= GIVEN EXERCISE =
Return the entries below in their exact form, leaving the pictures out.

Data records
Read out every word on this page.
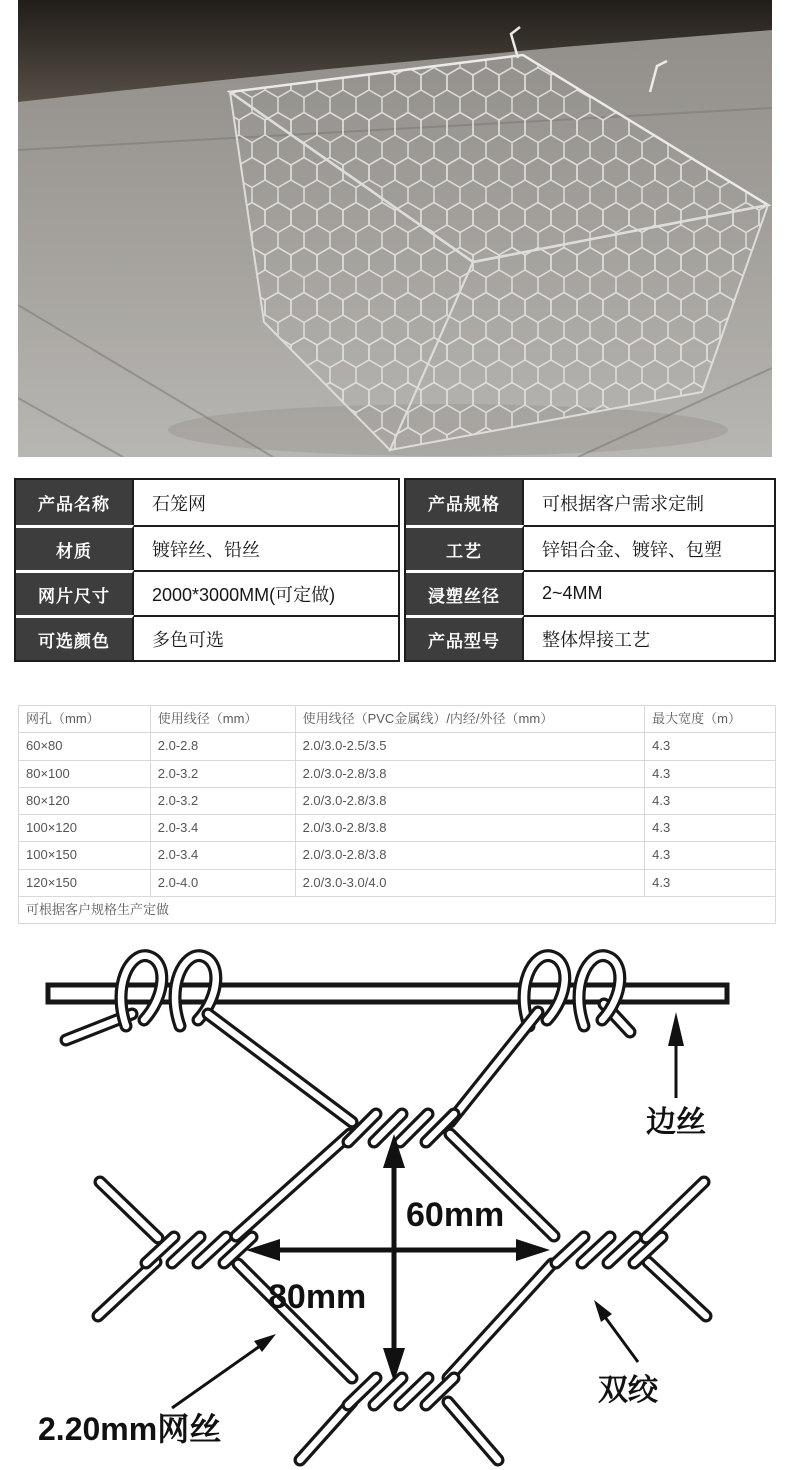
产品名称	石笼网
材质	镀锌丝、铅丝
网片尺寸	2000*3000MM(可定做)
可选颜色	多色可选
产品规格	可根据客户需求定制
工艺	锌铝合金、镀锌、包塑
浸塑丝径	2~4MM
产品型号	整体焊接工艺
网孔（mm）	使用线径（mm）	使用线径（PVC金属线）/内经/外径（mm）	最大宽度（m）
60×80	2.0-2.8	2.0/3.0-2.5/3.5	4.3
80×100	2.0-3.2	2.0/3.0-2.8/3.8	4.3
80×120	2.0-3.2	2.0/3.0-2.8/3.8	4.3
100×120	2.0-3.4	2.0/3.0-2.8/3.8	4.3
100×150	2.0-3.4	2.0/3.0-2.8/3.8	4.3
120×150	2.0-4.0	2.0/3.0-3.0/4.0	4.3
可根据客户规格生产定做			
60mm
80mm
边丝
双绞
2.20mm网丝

= ANSWER TO THIS EXERCISE =
Read out every word on this page.
产品名称	石笼网
材质	镀锌丝、铅丝
网片尺寸	2000*3000MM(可定做)
可选颜色	多色可选
产品规格	可根据客户需求定制
工艺	锌铝合金、镀锌、包塑
浸塑丝径	2~4MM
产品型号	整体焊接工艺
网孔（mm）	使用线径（mm）	使用线径（PVC金属线）/内经/外径（mm）	最大宽度（m）
60×80	2.0-2.8	2.0/3.0-2.5/3.5	4.3
80×100	2.0-3.2	2.0/3.0-2.8/3.8	4.3
80×120	2.0-3.2	2.0/3.0-2.8/3.8	4.3
100×120	2.0-3.4	2.0/3.0-2.8/3.8	4.3
100×150	2.0-3.4	2.0/3.0-2.8/3.8	4.3
120×150	2.0-4.0	2.0/3.0-3.0/4.0	4.3
可根据客户规格生产定做			
60mm
80mm
边丝
双绞
2.20mm网丝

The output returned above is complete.